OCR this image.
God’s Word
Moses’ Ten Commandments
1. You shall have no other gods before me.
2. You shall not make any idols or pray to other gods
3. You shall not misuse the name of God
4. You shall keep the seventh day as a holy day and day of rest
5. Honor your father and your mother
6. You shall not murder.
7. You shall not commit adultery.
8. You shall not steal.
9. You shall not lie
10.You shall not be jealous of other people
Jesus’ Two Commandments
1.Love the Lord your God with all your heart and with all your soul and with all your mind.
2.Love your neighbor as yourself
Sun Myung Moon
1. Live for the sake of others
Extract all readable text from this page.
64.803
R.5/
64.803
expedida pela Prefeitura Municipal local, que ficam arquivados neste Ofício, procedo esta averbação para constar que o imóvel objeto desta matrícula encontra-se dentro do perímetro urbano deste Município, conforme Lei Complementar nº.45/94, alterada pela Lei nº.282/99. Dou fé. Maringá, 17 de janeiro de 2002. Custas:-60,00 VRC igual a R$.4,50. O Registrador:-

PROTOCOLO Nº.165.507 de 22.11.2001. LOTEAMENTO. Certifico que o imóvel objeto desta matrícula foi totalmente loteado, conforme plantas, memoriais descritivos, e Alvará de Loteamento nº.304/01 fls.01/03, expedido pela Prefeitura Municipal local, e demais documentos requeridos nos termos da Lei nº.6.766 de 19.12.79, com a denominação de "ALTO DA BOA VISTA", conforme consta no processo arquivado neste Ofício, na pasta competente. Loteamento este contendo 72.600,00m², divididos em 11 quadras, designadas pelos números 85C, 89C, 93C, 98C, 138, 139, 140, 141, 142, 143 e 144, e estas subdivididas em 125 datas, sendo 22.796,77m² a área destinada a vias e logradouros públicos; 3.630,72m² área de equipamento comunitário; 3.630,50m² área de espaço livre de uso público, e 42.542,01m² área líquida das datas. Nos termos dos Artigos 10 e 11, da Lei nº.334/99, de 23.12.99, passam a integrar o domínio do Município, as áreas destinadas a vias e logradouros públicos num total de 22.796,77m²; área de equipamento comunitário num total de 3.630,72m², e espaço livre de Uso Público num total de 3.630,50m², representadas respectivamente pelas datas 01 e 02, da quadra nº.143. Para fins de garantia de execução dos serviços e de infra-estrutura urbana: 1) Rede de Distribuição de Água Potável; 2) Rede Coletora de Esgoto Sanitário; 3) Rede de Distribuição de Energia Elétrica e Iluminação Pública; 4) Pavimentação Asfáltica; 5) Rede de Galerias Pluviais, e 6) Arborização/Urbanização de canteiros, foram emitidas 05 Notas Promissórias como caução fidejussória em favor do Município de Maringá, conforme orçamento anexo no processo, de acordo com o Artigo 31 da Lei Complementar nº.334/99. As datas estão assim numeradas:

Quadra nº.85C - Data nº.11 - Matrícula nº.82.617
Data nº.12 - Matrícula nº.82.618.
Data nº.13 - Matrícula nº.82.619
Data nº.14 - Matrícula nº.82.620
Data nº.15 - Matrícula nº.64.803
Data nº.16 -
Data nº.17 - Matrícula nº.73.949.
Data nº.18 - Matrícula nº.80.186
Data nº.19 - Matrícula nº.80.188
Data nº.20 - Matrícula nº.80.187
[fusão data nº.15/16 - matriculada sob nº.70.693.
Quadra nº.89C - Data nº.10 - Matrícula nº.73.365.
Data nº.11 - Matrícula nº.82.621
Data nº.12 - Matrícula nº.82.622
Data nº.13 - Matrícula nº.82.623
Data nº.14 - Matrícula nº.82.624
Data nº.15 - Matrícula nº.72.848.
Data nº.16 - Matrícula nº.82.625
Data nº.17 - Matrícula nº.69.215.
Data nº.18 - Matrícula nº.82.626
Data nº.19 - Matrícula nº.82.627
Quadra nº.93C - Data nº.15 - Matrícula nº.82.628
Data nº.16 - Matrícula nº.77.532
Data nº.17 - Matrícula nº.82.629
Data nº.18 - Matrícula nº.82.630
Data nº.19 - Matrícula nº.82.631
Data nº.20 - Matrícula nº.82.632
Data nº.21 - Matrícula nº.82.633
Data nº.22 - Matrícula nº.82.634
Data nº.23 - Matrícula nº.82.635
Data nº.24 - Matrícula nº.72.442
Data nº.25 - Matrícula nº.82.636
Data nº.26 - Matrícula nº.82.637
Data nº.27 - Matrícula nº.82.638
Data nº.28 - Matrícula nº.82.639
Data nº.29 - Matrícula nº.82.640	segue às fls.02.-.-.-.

▶ _Set task_: Your task is to list each line of the records with the word "this".

▶ _Response_:
OCR this image.
Extract all readable text from this page.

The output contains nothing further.